— START RECORDS PROVIDED —

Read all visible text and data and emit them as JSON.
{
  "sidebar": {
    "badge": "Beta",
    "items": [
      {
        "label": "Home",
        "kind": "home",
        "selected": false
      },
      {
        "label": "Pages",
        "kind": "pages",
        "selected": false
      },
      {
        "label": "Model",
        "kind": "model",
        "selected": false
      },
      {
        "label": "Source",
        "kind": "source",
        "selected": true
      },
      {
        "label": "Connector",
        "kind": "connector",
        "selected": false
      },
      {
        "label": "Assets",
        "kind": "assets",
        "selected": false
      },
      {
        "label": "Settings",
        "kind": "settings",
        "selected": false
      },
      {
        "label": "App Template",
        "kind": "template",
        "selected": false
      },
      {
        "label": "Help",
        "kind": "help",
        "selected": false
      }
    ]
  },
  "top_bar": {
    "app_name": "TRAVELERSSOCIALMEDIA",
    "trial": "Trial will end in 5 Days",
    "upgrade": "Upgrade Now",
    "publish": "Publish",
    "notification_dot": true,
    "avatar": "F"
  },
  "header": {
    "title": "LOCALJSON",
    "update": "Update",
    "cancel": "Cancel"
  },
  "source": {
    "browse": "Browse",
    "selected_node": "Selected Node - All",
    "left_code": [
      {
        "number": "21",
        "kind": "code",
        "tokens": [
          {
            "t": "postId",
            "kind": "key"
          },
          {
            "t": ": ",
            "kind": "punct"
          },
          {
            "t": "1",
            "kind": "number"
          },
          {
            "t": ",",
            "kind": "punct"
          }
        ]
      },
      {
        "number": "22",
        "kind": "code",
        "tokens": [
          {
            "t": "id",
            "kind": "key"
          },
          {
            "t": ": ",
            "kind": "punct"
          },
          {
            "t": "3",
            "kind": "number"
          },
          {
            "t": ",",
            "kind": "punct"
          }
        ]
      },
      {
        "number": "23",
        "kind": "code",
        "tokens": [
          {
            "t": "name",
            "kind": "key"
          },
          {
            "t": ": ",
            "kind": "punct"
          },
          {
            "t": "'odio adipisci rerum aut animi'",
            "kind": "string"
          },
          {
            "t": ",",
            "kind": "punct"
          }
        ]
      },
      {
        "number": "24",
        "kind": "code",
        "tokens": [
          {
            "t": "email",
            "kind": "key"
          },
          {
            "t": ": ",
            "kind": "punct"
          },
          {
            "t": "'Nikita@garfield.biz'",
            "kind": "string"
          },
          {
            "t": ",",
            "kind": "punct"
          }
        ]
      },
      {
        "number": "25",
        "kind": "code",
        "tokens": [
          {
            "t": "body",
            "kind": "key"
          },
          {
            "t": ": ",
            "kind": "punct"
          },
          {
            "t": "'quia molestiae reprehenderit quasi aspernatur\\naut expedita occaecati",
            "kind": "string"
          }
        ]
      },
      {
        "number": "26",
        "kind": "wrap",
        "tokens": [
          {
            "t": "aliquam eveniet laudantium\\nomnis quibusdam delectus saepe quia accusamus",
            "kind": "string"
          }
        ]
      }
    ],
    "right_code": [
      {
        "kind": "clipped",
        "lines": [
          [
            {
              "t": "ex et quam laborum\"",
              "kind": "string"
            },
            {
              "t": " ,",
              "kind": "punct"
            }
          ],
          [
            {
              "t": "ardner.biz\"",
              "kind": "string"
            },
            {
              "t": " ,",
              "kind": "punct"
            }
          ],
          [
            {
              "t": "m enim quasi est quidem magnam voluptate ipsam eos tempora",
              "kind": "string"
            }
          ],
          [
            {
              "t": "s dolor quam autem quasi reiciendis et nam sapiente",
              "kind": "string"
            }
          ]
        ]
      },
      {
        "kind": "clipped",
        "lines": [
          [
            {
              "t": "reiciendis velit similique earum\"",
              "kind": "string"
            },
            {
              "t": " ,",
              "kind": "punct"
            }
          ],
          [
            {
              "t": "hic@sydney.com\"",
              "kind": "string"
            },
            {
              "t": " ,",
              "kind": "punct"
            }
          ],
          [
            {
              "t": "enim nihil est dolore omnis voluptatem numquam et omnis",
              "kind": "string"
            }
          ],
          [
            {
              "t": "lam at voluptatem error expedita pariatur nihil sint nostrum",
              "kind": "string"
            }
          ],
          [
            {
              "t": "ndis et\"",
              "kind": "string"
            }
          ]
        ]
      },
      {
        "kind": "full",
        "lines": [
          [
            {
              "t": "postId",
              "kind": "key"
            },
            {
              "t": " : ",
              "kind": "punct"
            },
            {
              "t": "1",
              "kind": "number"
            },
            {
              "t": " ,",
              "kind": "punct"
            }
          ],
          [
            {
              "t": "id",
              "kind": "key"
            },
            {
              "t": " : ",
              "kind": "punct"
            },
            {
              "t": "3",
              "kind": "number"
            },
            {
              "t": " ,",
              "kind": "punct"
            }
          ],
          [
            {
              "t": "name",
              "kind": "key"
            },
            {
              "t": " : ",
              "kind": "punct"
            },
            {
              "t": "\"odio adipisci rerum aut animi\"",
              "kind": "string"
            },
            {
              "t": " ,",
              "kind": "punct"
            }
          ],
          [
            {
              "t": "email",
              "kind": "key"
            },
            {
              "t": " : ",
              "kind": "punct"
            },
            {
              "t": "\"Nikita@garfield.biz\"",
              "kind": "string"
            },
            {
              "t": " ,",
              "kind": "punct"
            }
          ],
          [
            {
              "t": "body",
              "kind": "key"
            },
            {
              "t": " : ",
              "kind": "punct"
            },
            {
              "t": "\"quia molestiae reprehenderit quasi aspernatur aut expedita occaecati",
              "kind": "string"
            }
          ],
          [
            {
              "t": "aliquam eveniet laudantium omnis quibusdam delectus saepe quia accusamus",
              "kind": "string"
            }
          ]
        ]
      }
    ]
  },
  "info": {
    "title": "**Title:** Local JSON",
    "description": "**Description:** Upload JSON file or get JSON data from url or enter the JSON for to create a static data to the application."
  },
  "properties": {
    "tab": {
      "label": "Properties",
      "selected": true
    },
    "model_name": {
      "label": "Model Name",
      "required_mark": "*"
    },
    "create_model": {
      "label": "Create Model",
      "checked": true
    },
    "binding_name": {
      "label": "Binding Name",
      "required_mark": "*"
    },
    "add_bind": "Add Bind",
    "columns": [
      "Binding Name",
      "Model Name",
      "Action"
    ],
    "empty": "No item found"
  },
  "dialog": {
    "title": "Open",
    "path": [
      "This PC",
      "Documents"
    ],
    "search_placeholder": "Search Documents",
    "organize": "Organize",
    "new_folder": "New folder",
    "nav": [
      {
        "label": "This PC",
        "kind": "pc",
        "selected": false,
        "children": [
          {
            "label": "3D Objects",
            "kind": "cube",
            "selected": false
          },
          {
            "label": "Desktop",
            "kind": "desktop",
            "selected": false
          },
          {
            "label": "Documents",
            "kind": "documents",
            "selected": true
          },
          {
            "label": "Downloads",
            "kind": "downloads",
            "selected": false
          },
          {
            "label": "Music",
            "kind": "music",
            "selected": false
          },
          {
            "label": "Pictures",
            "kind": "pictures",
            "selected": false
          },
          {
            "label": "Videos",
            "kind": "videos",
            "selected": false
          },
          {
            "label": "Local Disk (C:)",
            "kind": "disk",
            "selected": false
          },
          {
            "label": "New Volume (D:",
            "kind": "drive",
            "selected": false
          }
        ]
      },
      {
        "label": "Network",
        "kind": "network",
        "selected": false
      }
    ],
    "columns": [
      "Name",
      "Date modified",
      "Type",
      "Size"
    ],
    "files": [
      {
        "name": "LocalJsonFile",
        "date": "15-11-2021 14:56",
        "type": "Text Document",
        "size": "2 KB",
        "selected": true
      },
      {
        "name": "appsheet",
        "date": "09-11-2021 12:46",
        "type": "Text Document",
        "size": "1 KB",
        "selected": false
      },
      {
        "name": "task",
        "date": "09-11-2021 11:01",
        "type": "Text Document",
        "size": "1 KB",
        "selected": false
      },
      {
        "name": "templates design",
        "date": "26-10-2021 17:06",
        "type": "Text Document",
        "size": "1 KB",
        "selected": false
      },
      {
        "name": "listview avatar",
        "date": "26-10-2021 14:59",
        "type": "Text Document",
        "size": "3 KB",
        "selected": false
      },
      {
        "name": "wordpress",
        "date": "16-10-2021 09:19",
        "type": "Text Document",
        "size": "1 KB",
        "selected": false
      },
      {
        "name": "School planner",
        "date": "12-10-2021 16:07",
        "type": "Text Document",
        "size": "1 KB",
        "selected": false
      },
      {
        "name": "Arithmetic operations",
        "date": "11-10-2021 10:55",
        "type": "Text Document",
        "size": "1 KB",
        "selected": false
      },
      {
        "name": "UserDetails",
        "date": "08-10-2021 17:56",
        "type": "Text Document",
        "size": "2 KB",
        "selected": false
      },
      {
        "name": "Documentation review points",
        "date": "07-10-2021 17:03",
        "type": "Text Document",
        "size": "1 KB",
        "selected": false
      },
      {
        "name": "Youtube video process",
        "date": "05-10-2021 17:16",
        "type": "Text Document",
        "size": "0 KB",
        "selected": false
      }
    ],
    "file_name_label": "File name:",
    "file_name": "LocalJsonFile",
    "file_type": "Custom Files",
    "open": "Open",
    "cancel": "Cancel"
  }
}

— END RECORDS PROVIDED —

GIVEN TASK = Check each line of the records above for the string "eveniet", and report every line that has it.

TASK SOLUTION =
            "t": "aliquam eveniet laudantium\\nomnis quibusdam delectus saepe quia accusamus",
              "t": "aliquam eveniet laudantium omnis quibusdam delectus saepe quia accusamus",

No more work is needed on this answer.